• WHAT IS NEEDED: Repeat each record below exactly as given.

• WORKING DATA:
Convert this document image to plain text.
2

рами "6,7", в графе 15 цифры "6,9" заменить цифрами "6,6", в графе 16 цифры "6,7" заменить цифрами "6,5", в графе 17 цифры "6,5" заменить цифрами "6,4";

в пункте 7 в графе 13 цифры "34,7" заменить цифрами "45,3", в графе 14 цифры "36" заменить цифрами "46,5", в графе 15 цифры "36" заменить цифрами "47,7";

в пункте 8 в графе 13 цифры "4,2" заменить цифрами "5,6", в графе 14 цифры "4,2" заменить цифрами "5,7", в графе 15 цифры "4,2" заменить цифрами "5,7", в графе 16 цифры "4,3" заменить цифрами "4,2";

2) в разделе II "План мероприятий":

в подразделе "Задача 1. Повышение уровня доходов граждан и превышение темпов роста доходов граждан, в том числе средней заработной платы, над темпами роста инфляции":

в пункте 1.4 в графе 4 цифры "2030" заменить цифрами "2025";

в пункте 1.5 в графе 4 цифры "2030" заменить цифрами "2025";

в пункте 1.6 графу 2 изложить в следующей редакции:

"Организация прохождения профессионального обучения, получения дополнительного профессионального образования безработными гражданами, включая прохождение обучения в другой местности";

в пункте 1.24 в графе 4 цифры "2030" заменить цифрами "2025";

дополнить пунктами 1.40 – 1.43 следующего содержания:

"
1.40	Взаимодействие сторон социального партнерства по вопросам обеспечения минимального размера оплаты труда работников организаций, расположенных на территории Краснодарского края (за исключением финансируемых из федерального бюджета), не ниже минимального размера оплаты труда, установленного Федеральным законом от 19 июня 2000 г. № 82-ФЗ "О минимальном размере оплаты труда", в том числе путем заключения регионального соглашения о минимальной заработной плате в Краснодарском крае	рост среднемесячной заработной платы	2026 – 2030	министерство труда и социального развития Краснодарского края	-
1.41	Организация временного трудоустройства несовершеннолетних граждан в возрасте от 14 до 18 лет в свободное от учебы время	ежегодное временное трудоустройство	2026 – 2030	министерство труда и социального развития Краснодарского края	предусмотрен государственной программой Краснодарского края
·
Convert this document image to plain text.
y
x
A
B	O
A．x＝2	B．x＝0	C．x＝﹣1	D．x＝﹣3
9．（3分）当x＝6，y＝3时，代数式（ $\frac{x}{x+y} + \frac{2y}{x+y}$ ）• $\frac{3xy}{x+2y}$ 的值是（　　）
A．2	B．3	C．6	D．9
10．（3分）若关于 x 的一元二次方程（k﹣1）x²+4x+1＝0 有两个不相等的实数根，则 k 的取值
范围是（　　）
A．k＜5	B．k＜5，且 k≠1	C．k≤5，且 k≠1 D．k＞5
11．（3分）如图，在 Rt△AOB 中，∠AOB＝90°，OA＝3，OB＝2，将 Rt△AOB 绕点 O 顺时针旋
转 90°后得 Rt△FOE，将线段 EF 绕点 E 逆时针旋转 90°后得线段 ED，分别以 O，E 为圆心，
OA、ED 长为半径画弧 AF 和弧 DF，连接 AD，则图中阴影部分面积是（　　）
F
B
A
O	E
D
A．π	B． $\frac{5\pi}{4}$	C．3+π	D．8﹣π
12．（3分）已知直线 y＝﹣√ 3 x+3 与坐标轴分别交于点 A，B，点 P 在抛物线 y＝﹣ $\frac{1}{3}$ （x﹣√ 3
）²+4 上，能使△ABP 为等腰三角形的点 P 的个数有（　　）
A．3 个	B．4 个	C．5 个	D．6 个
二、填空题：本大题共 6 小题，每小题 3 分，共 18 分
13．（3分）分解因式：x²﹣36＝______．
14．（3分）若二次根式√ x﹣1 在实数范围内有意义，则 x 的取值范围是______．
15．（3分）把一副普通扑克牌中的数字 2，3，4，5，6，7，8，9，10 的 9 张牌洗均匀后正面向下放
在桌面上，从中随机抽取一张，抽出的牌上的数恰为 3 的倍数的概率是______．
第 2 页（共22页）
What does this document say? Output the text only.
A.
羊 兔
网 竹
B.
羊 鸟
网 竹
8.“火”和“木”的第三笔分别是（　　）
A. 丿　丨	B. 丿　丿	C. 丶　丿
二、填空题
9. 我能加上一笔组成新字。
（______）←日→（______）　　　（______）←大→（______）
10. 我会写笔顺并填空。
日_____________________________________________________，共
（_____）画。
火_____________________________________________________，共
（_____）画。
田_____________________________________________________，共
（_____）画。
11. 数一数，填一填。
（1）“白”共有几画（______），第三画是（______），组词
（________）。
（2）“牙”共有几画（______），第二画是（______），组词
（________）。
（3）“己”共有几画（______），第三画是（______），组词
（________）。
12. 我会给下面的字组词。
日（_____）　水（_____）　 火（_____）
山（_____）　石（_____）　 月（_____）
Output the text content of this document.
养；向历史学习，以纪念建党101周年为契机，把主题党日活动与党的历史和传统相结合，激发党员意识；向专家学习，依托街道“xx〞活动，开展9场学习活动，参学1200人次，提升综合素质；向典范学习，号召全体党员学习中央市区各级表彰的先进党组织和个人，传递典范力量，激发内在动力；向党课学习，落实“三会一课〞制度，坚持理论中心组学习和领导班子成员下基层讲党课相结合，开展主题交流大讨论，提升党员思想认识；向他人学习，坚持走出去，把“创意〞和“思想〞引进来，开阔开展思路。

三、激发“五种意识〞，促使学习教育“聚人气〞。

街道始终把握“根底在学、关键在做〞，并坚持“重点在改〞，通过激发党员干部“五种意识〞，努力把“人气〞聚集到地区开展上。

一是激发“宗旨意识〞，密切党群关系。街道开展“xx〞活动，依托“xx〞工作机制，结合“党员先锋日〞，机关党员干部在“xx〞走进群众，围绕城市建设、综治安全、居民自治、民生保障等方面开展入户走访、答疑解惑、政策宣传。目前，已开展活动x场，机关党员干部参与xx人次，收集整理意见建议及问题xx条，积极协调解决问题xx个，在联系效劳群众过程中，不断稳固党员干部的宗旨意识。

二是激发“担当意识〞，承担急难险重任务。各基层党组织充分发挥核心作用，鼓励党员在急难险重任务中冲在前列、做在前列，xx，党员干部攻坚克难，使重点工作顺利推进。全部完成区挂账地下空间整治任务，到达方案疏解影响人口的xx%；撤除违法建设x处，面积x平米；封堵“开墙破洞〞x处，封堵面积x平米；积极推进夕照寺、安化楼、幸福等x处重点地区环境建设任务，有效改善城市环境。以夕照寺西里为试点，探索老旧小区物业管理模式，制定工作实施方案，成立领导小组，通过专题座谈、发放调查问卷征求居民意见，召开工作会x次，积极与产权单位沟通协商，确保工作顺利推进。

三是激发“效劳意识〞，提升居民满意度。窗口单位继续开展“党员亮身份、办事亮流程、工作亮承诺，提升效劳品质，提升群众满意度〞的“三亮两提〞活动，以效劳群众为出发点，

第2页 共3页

• FINISHED TASK:
Convert this document image to plain text.
2

рами "6,7", в графе 15 цифры "6,9" заменить цифрами "6,6", в графе 16 цифры "6,7" заменить цифрами "6,5", в графе 17 цифры "6,5" заменить цифрами "6,4";

в пункте 7 в графе 13 цифры "34,7" заменить цифрами "45,3", в графе 14 цифры "36" заменить цифрами "46,5", в графе 15 цифры "36" заменить цифрами "47,7";

в пункте 8 в графе 13 цифры "4,2" заменить цифрами "5,6", в графе 14 цифры "4,2" заменить цифрами "5,7", в графе 15 цифры "4,2" заменить цифрами "5,7", в графе 16 цифры "4,3" заменить цифрами "4,2";

2) в разделе II "План мероприятий":

в подразделе "Задача 1. Повышение уровня доходов граждан и превышение темпов роста доходов граждан, в том числе средней заработной платы, над темпами роста инфляции":

в пункте 1.4 в графе 4 цифры "2030" заменить цифрами "2025";

в пункте 1.5 в графе 4 цифры "2030" заменить цифрами "2025";

в пункте 1.6 графу 2 изложить в следующей редакции:

"Организация прохождения профессионального обучения, получения дополнительного профессионального образования безработными гражданами, включая прохождение обучения в другой местности";

в пункте 1.24 в графе 4 цифры "2030" заменить цифрами "2025";

дополнить пунктами 1.40 – 1.43 следующего содержания:

"
1.40	Взаимодействие сторон социального партнерства по вопросам обеспечения минимального размера оплаты труда работников организаций, расположенных на территории Краснодарского края (за исключением финансируемых из федерального бюджета), не ниже минимального размера оплаты труда, установленного Федеральным законом от 19 июня 2000 г. № 82-ФЗ "О минимальном размере оплаты труда", в том числе путем заключения регионального соглашения о минимальной заработной плате в Краснодарском крае	рост среднемесячной заработной платы	2026 – 2030	министерство труда и социального развития Краснодарского края	-
1.41	Организация временного трудоустройства несовершеннолетних граждан в возрасте от 14 до 18 лет в свободное от учебы время	ежегодное временное трудоустройство	2026 – 2030	министерство труда и социального развития Краснодарского края	предусмотрен государственной программой Краснодарского края
·
Convert this document image to plain text.
y
x
A
B	O
A．x＝2	B．x＝0	C．x＝﹣1	D．x＝﹣3
9．（3分）当x＝6，y＝3时，代数式（ $\frac{x}{x+y} + \frac{2y}{x+y}$ ）• $\frac{3xy}{x+2y}$ 的值是（　　）
A．2	B．3	C．6	D．9
10．（3分）若关于 x 的一元二次方程（k﹣1）x²+4x+1＝0 有两个不相等的实数根，则 k 的取值
范围是（　　）
A．k＜5	B．k＜5，且 k≠1	C．k≤5，且 k≠1 D．k＞5
11．（3分）如图，在 Rt△AOB 中，∠AOB＝90°，OA＝3，OB＝2，将 Rt△AOB 绕点 O 顺时针旋
转 90°后得 Rt△FOE，将线段 EF 绕点 E 逆时针旋转 90°后得线段 ED，分别以 O，E 为圆心，
OA、ED 长为半径画弧 AF 和弧 DF，连接 AD，则图中阴影部分面积是（　　）
F
B
A
O	E
D
A．π	B． $\frac{5\pi}{4}$	C．3+π	D．8﹣π
12．（3分）已知直线 y＝﹣√ 3 x+3 与坐标轴分别交于点 A，B，点 P 在抛物线 y＝﹣ $\frac{1}{3}$ （x﹣√ 3
）²+4 上，能使△ABP 为等腰三角形的点 P 的个数有（　　）
A．3 个	B．4 个	C．5 个	D．6 个
二、填空题：本大题共 6 小题，每小题 3 分，共 18 分
13．（3分）分解因式：x²﹣36＝______．
14．（3分）若二次根式√ x﹣1 在实数范围内有意义，则 x 的取值范围是______．
15．（3分）把一副普通扑克牌中的数字 2，3，4，5，6，7，8，9，10 的 9 张牌洗均匀后正面向下放
在桌面上，从中随机抽取一张，抽出的牌上的数恰为 3 的倍数的概率是______．
第 2 页（共22页）
What does this document say? Output the text only.
A.
羊 兔
网 竹
B.
羊 鸟
网 竹
8.“火”和“木”的第三笔分别是（　　）
A. 丿　丨	B. 丿　丿	C. 丶　丿
二、填空题
9. 我能加上一笔组成新字。
（______）←日→（______）　　　（______）←大→（______）
10. 我会写笔顺并填空。
日_____________________________________________________，共
（_____）画。
火_____________________________________________________，共
（_____）画。
田_____________________________________________________，共
（_____）画。
11. 数一数，填一填。
（1）“白”共有几画（______），第三画是（______），组词
（________）。
（2）“牙”共有几画（______），第二画是（______），组词
（________）。
（3）“己”共有几画（______），第三画是（______），组词
（________）。
12. 我会给下面的字组词。
日（_____）　水（_____）　 火（_____）
山（_____）　石（_____）　 月（_____）
Output the text content of this document.
养；向历史学习，以纪念建党101周年为契机，把主题党日活动与党的历史和传统相结合，激发党员意识；向专家学习，依托街道“xx〞活动，开展9场学习活动，参学1200人次，提升综合素质；向典范学习，号召全体党员学习中央市区各级表彰的先进党组织和个人，传递典范力量，激发内在动力；向党课学习，落实“三会一课〞制度，坚持理论中心组学习和领导班子成员下基层讲党课相结合，开展主题交流大讨论，提升党员思想认识；向他人学习，坚持走出去，把“创意〞和“思想〞引进来，开阔开展思路。

三、激发“五种意识〞，促使学习教育“聚人气〞。

街道始终把握“根底在学、关键在做〞，并坚持“重点在改〞，通过激发党员干部“五种意识〞，努力把“人气〞聚集到地区开展上。

一是激发“宗旨意识〞，密切党群关系。街道开展“xx〞活动，依托“xx〞工作机制，结合“党员先锋日〞，机关党员干部在“xx〞走进群众，围绕城市建设、综治安全、居民自治、民生保障等方面开展入户走访、答疑解惑、政策宣传。目前，已开展活动x场，机关党员干部参与xx人次，收集整理意见建议及问题xx条，积极协调解决问题xx个，在联系效劳群众过程中，不断稳固党员干部的宗旨意识。

二是激发“担当意识〞，承担急难险重任务。各基层党组织充分发挥核心作用，鼓励党员在急难险重任务中冲在前列、做在前列，xx，党员干部攻坚克难，使重点工作顺利推进。全部完成区挂账地下空间整治任务，到达方案疏解影响人口的xx%；撤除违法建设x处，面积x平米；封堵“开墙破洞〞x处，封堵面积x平米；积极推进夕照寺、安化楼、幸福等x处重点地区环境建设任务，有效改善城市环境。以夕照寺西里为试点，探索老旧小区物业管理模式，制定工作实施方案，成立领导小组，通过专题座谈、发放调查问卷征求居民意见，召开工作会x次，积极与产权单位沟通协商，确保工作顺利推进。

三是激发“效劳意识〞，提升居民满意度。窗口单位继续开展“党员亮身份、办事亮流程、工作亮承诺，提升效劳品质，提升群众满意度〞的“三亮两提〞活动，以效劳群众为出发点，

第2页 共3页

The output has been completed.